Exercise objective:
Copy each line below that includes "grid".

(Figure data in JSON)
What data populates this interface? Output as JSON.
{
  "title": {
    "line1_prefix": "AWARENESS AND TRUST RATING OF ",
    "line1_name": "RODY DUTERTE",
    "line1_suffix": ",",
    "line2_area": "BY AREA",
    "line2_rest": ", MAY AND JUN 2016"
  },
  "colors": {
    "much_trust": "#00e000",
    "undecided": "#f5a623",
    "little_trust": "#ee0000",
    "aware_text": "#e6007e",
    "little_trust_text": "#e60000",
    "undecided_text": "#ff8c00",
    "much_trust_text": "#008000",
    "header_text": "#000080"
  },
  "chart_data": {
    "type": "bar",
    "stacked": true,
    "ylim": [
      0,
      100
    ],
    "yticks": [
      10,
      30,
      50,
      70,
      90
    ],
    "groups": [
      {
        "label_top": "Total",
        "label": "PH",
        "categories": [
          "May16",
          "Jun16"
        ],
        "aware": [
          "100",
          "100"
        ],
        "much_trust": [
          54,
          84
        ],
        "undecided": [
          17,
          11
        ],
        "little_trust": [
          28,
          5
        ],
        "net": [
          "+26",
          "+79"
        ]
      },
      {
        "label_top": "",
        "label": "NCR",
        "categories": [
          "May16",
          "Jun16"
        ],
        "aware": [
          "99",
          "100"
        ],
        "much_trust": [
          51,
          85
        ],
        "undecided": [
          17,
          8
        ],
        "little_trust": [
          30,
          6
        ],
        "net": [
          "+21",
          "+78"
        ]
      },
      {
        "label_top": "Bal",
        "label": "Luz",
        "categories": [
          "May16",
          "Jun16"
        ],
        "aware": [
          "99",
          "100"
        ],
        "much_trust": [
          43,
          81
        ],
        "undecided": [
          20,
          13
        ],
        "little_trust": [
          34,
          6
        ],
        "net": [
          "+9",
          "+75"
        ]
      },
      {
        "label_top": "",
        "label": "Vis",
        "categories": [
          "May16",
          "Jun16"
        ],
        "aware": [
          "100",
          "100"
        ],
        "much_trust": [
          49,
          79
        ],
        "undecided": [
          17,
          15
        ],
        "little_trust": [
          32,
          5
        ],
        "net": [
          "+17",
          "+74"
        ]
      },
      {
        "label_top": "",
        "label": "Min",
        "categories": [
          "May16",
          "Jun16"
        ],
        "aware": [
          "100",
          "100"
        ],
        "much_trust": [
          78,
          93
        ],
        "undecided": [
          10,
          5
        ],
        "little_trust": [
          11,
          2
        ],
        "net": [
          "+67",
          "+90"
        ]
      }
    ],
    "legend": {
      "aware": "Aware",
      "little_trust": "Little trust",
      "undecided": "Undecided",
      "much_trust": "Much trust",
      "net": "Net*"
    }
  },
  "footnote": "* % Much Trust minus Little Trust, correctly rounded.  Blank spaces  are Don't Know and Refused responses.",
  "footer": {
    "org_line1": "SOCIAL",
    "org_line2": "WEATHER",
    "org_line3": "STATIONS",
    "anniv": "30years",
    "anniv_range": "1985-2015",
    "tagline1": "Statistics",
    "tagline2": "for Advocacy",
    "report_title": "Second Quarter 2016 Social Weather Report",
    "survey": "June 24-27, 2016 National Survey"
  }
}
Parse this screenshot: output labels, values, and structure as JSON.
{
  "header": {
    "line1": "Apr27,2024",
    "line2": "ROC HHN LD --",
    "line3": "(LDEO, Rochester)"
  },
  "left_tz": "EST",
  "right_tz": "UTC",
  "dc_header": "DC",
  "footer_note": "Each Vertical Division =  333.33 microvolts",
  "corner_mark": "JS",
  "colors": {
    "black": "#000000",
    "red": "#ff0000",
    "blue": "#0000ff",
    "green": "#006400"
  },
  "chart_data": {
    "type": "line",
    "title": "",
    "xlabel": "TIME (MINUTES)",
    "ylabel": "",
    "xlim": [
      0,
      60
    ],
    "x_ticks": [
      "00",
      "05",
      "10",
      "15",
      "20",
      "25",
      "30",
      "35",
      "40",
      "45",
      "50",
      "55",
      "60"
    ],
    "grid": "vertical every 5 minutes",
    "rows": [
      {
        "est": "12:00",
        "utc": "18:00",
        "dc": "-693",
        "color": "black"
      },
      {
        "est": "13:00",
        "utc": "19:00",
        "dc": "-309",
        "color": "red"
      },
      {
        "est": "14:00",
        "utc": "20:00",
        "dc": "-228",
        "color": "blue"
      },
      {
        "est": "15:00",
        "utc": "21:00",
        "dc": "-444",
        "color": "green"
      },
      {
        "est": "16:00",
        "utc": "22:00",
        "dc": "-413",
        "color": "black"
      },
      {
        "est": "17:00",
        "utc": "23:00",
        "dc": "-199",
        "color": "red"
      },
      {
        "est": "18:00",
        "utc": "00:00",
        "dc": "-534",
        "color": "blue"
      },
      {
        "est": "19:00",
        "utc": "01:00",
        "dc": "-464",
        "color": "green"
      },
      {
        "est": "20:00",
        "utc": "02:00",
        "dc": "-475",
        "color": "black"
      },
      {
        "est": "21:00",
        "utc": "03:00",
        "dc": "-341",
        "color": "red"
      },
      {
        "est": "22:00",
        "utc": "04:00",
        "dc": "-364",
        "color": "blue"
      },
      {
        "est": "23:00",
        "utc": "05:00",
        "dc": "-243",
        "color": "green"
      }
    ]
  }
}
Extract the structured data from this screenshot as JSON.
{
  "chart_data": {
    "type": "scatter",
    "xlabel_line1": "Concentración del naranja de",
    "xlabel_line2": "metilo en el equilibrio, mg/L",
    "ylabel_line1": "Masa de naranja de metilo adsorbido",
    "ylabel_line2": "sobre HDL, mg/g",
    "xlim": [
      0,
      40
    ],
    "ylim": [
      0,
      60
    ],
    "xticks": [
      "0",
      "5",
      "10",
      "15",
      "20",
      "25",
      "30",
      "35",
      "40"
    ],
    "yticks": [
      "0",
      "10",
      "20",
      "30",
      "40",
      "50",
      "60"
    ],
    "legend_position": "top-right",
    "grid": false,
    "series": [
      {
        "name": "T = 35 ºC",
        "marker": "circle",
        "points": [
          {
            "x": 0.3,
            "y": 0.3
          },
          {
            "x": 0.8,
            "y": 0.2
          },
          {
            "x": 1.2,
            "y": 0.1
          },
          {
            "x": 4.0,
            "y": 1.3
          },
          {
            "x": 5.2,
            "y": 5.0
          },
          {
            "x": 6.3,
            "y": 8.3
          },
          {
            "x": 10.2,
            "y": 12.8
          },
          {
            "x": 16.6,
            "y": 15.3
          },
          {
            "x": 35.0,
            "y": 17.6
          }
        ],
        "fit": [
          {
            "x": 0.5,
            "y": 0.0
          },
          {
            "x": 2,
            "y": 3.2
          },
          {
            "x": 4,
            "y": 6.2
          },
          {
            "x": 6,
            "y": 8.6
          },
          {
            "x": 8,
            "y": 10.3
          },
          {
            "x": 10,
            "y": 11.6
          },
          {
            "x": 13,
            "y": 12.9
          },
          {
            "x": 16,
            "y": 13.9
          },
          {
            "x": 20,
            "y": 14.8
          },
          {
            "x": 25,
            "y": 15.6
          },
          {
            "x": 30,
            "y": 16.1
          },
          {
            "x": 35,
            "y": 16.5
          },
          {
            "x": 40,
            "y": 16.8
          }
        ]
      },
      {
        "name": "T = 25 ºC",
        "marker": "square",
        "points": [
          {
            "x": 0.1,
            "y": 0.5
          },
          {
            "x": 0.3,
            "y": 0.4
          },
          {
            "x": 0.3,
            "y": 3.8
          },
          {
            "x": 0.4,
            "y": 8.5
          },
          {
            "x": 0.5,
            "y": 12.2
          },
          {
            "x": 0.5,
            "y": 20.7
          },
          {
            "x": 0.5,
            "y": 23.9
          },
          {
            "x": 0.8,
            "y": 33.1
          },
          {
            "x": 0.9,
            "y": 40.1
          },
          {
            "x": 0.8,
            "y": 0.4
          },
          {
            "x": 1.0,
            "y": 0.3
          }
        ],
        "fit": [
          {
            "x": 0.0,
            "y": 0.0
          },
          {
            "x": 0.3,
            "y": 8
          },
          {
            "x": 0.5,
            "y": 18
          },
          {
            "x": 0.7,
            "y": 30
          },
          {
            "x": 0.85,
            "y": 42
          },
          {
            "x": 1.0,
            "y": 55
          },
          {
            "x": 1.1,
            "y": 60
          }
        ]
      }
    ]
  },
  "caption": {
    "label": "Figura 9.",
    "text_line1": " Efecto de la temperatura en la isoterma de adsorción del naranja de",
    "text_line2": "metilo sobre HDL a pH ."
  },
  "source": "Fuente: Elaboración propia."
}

Solution to this exercise:
    "grid": "vertical every 5 minutes",
    "grid": false,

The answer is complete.